┌──

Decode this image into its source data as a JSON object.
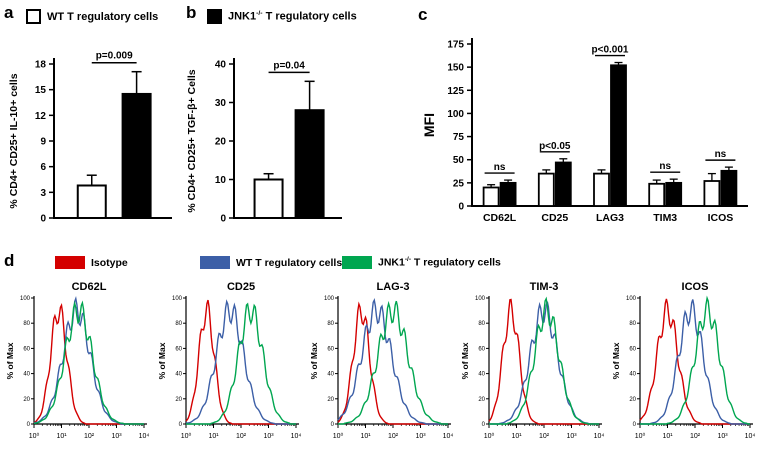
{
  "panel_labels": {
    "a": "a",
    "b": "b",
    "c": "c",
    "d": "d"
  },
  "legend_top": {
    "wt_label": "WT T regulatory cells",
    "jnk_base": "JNK1",
    "jnk_sup": "-/-",
    "jnk_rest": "T regulatory cells"
  },
  "legend_d": {
    "isotype": "Isotype",
    "wt_label": "WT T regulatory cells",
    "jnk_base": "JNK1",
    "jnk_sup": "-/-",
    "jnk_rest": "T regulatory cells"
  },
  "colors": {
    "bar_white": "#ffffff",
    "bar_black": "#000000",
    "isotype_red": "#d40000",
    "wt_blue": "#3c5fa7",
    "jnk_green": "#00a650"
  },
  "chart_data": [
    {
      "id": "panel_a",
      "type": "bar",
      "ylabel": "% CD4+ CD25+ IL-10+ cells",
      "ylim": [
        0,
        18
      ],
      "yticks": [
        0,
        3,
        6,
        9,
        12,
        15,
        18
      ],
      "series": [
        {
          "name": "WT T regulatory cells",
          "value": 3.8,
          "error": 1.2,
          "fill": "#ffffff"
        },
        {
          "name": "JNK1-/- T regulatory cells",
          "value": 14.5,
          "error": 2.6,
          "fill": "#000000"
        }
      ],
      "p_label": "p=0.009"
    },
    {
      "id": "panel_b",
      "type": "bar",
      "ylabel": "% CD4+ CD25+ TGF-β+ Cells",
      "ylim": [
        0,
        40
      ],
      "yticks": [
        0,
        10,
        20,
        30,
        40
      ],
      "series": [
        {
          "name": "WT T regulatory cells",
          "value": 10,
          "error": 1.5,
          "fill": "#ffffff"
        },
        {
          "name": "JNK1-/- T regulatory cells",
          "value": 28,
          "error": 7.5,
          "fill": "#000000"
        }
      ],
      "p_label": "p=0.04"
    },
    {
      "id": "panel_c",
      "type": "grouped-bar",
      "ylabel": "MFI",
      "ylim": [
        0,
        175
      ],
      "yticks": [
        0,
        25,
        50,
        75,
        100,
        125,
        150,
        175
      ],
      "categories": [
        "CD62L",
        "CD25",
        "LAG3",
        "TIM3",
        "ICOS"
      ],
      "series": [
        {
          "name": "WT T regulatory cells",
          "fill": "#ffffff",
          "values": [
            20,
            35,
            35,
            24,
            27
          ],
          "errors": [
            3,
            4,
            4,
            4,
            8
          ]
        },
        {
          "name": "JNK1-/- T regulatory cells",
          "fill": "#000000",
          "values": [
            25,
            47,
            152,
            25,
            38
          ],
          "errors": [
            3,
            4,
            3,
            4,
            4
          ]
        }
      ],
      "annotations": [
        "ns",
        "p<0.05",
        "p<0.001",
        "ns",
        "ns"
      ]
    },
    {
      "id": "panel_d",
      "type": "histograms",
      "ylabel": "% of Max",
      "yticks": [
        0,
        20,
        40,
        60,
        80,
        100
      ],
      "xtick_labels": [
        "10⁰",
        "10¹",
        "10²",
        "10³",
        "10⁴"
      ],
      "series_colors": {
        "red": "#d40000",
        "blue": "#3c5fa7",
        "green": "#00a650"
      },
      "plots": [
        {
          "title": "CD62L",
          "curves": [
            {
              "series": "red",
              "peak": 0.9,
              "sigma": 0.3
            },
            {
              "series": "blue",
              "peak": 1.55,
              "sigma": 0.5
            },
            {
              "series": "green",
              "peak": 1.62,
              "sigma": 0.5
            }
          ]
        },
        {
          "title": "CD25",
          "curves": [
            {
              "series": "red",
              "peak": 0.75,
              "sigma": 0.28
            },
            {
              "series": "blue",
              "peak": 1.6,
              "sigma": 0.5
            },
            {
              "series": "green",
              "peak": 2.35,
              "sigma": 0.45
            }
          ]
        },
        {
          "title": "LAG-3",
          "curves": [
            {
              "series": "red",
              "peak": 0.85,
              "sigma": 0.3
            },
            {
              "series": "blue",
              "peak": 1.4,
              "sigma": 0.55
            },
            {
              "series": "green",
              "peak": 2.0,
              "sigma": 0.55
            }
          ]
        },
        {
          "title": "TIM-3",
          "curves": [
            {
              "series": "red",
              "peak": 0.8,
              "sigma": 0.3
            },
            {
              "series": "blue",
              "peak": 2.0,
              "sigma": 0.5
            },
            {
              "series": "green",
              "peak": 2.1,
              "sigma": 0.45
            }
          ]
        },
        {
          "title": "ICOS",
          "curves": [
            {
              "series": "red",
              "peak": 1.0,
              "sigma": 0.38
            },
            {
              "series": "blue",
              "peak": 1.85,
              "sigma": 0.45
            },
            {
              "series": "green",
              "peak": 2.45,
              "sigma": 0.45
            }
          ]
        }
      ]
    }
  ]
}
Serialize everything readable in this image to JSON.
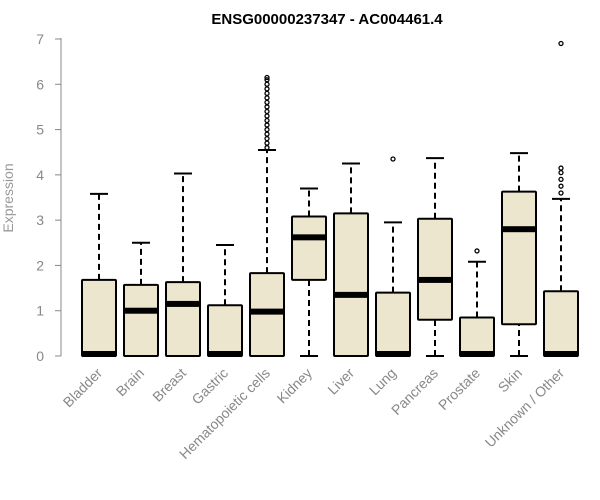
{
  "chart_data": {
    "type": "boxplot",
    "title": "ENSG00000237347 - AC004461.4",
    "xlabel": "",
    "ylabel": "Expression",
    "ylim": [
      0,
      7
    ],
    "yticks": [
      "0",
      "1",
      "2",
      "3",
      "4",
      "5",
      "6",
      "7"
    ],
    "grid": false,
    "box_color": "#ede6cf",
    "line_color": "#000000",
    "categories": [
      "Bladder",
      "Brain",
      "Breast",
      "Gastric",
      "Hematopoietic cells",
      "Kidney",
      "Liver",
      "Lung",
      "Pancreas",
      "Prostate",
      "Skin",
      "Unknown / Other"
    ],
    "boxes": [
      {
        "min": 0,
        "q1": 0,
        "median": 0,
        "q3": 1.68,
        "max": 3.58,
        "outliers": []
      },
      {
        "min": 0,
        "q1": 0,
        "median": 1.0,
        "q3": 1.57,
        "max": 2.5,
        "outliers": []
      },
      {
        "min": 0,
        "q1": 0,
        "median": 1.15,
        "q3": 1.63,
        "max": 4.03,
        "outliers": []
      },
      {
        "min": 0,
        "q1": 0,
        "median": 0,
        "q3": 1.12,
        "max": 2.45,
        "outliers": []
      },
      {
        "min": 0,
        "q1": 0,
        "median": 0.98,
        "q3": 1.83,
        "max": 4.55,
        "outliers": [
          4.6,
          4.7,
          4.8,
          4.9,
          5.0,
          5.1,
          5.2,
          5.3,
          5.4,
          5.5,
          5.6,
          5.7,
          5.8,
          5.9,
          6.0,
          6.1,
          6.15
        ]
      },
      {
        "min": 0,
        "q1": 1.68,
        "median": 2.62,
        "q3": 3.08,
        "max": 3.7,
        "outliers": []
      },
      {
        "min": 0,
        "q1": 0,
        "median": 1.35,
        "q3": 3.15,
        "max": 4.25,
        "outliers": []
      },
      {
        "min": 0,
        "q1": 0,
        "median": 0,
        "q3": 1.4,
        "max": 2.95,
        "outliers": [
          4.35
        ]
      },
      {
        "min": 0,
        "q1": 0.8,
        "median": 1.68,
        "q3": 3.03,
        "max": 4.37,
        "outliers": []
      },
      {
        "min": 0,
        "q1": 0,
        "median": 0,
        "q3": 0.85,
        "max": 2.08,
        "outliers": [
          2.32
        ]
      },
      {
        "min": 0,
        "q1": 0.7,
        "median": 2.8,
        "q3": 3.63,
        "max": 4.48,
        "outliers": []
      },
      {
        "min": 0,
        "q1": 0,
        "median": 0,
        "q3": 1.43,
        "max": 3.47,
        "outliers": [
          3.6,
          3.75,
          3.9,
          4.05,
          4.15,
          6.9
        ]
      }
    ]
  }
}
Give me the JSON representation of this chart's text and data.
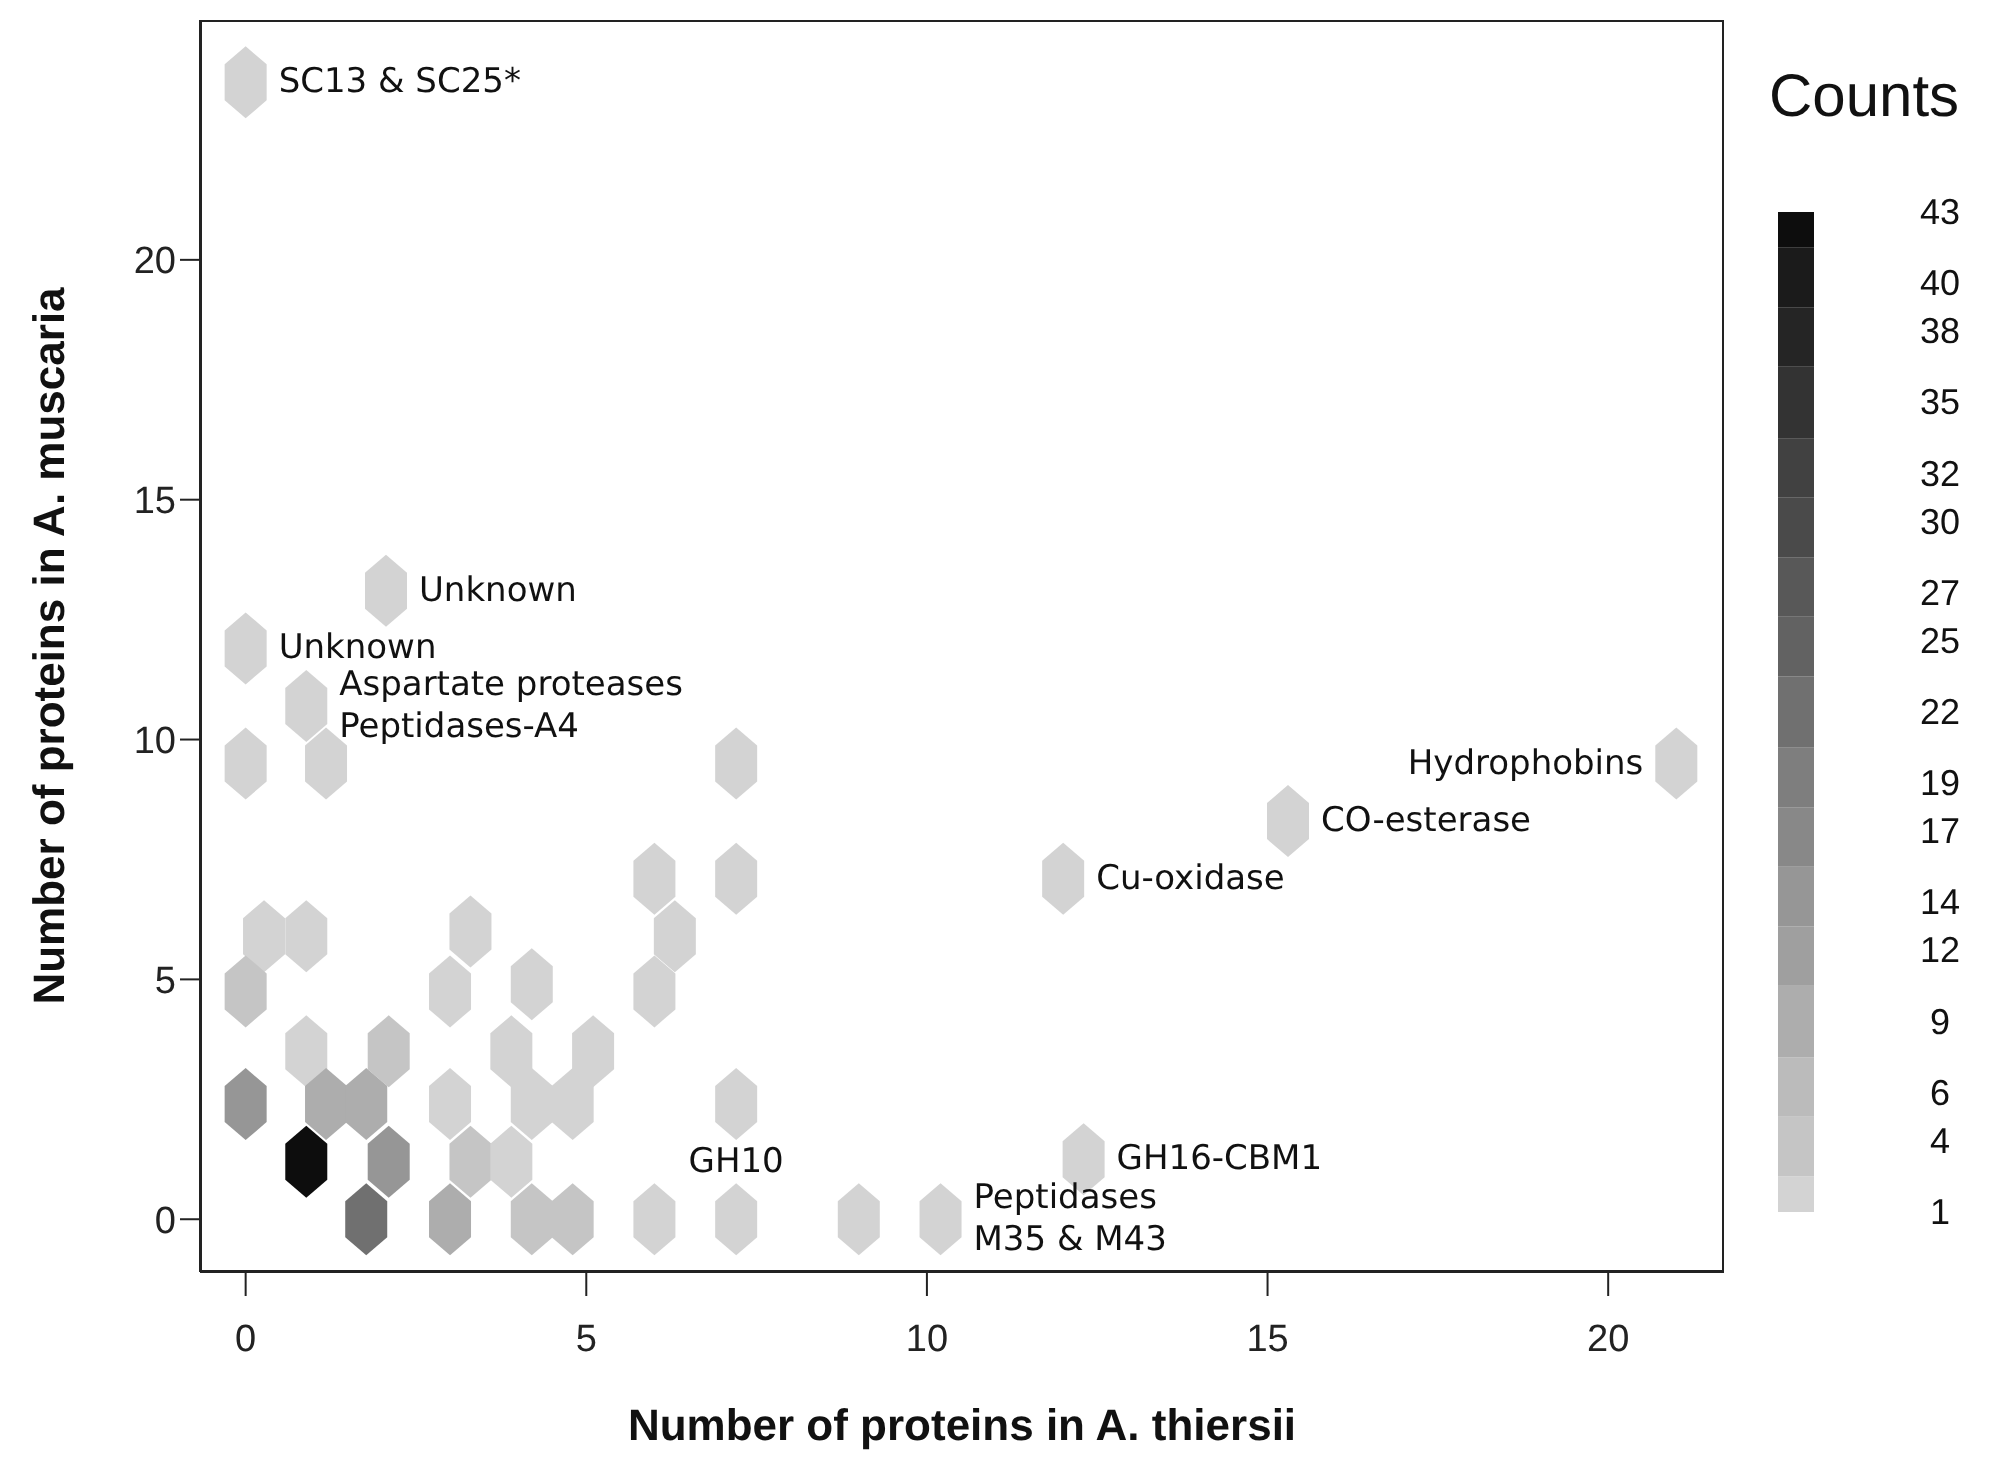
{
  "chart_data": {
    "type": "scatter",
    "xlabel": "Number of proteins in A. thiersii",
    "ylabel": "Number of proteins in A. muscaria",
    "clabel": "Counts",
    "x": [
      0,
      2.06,
      0,
      0.89,
      0,
      1.18,
      7.2,
      21.0,
      15.3,
      12.0,
      6.0,
      7.2,
      0.27,
      0.89,
      3.3,
      6.3,
      0,
      3.0,
      4.2,
      6.0,
      0.89,
      2.1,
      3.9,
      5.1,
      0,
      1.18,
      1.77,
      3.0,
      4.2,
      4.8,
      7.2,
      0.89,
      2.1,
      3.3,
      3.9,
      12.3,
      1.77,
      3.0,
      4.2,
      4.8,
      6.0,
      7.2,
      9.0,
      10.2
    ],
    "values": [
      23.7,
      13.1,
      11.9,
      10.7,
      9.5,
      9.5,
      9.5,
      9.5,
      8.3,
      7.1,
      7.1,
      7.1,
      5.9,
      5.9,
      6.0,
      5.9,
      4.75,
      4.75,
      4.9,
      4.75,
      3.5,
      3.5,
      3.5,
      3.5,
      2.4,
      2.4,
      2.4,
      2.4,
      2.4,
      2.4,
      2.4,
      1.2,
      1.2,
      1.2,
      1.2,
      1.25,
      0,
      0,
      0,
      0,
      0,
      0,
      0,
      0
    ],
    "cvalues": [
      1,
      1,
      1,
      1,
      1,
      1,
      1,
      1,
      1,
      1,
      1,
      1,
      1,
      1,
      1,
      1,
      4,
      1,
      1,
      1,
      1,
      4,
      1,
      1,
      14,
      9,
      9,
      1,
      1,
      1,
      1,
      43,
      14,
      4,
      1,
      1,
      22,
      9,
      4,
      4,
      1,
      1,
      1,
      1
    ],
    "clim": [
      1,
      43
    ],
    "cticks": [
      1,
      4,
      6,
      9,
      12,
      14,
      17,
      19,
      22,
      25,
      27,
      30,
      32,
      35,
      38,
      40,
      43
    ],
    "xlim": [
      -0.67,
      21.7
    ],
    "xticks": [
      0,
      5,
      10,
      15,
      20
    ],
    "ylim": [
      -1.1,
      25.0
    ],
    "yticks": [
      0,
      5,
      10,
      15,
      20
    ],
    "annotations": [
      {
        "text": "SC13 & SC25*",
        "x": 0,
        "y": 23.7
      },
      {
        "text": "Unknown",
        "x": 2.06,
        "y": 13.1
      },
      {
        "text": "Unknown",
        "x": 0,
        "y": 11.9
      },
      {
        "text": "Aspartate proteases\nPeptidases-A4",
        "x": 0.89,
        "y": 10.7
      },
      {
        "text": "Hydrophobins",
        "x": 21.0,
        "y": 9.5
      },
      {
        "text": "CO-esterase",
        "x": 15.3,
        "y": 8.3
      },
      {
        "text": "Cu-oxidase",
        "x": 12.0,
        "y": 7.1
      },
      {
        "text": "Peptidases\nM35 & M43",
        "x": 10.2,
        "y": 0
      },
      {
        "text": "GH10",
        "x": 7.2,
        "y": 0
      },
      {
        "text": "GH16-CBM1",
        "x": 12.3,
        "y": 1.25
      }
    ]
  }
}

└──

### Your assignment
Find the number of lines in the material above that contain the word "this"; write that number and nothing else.

### Written reply
3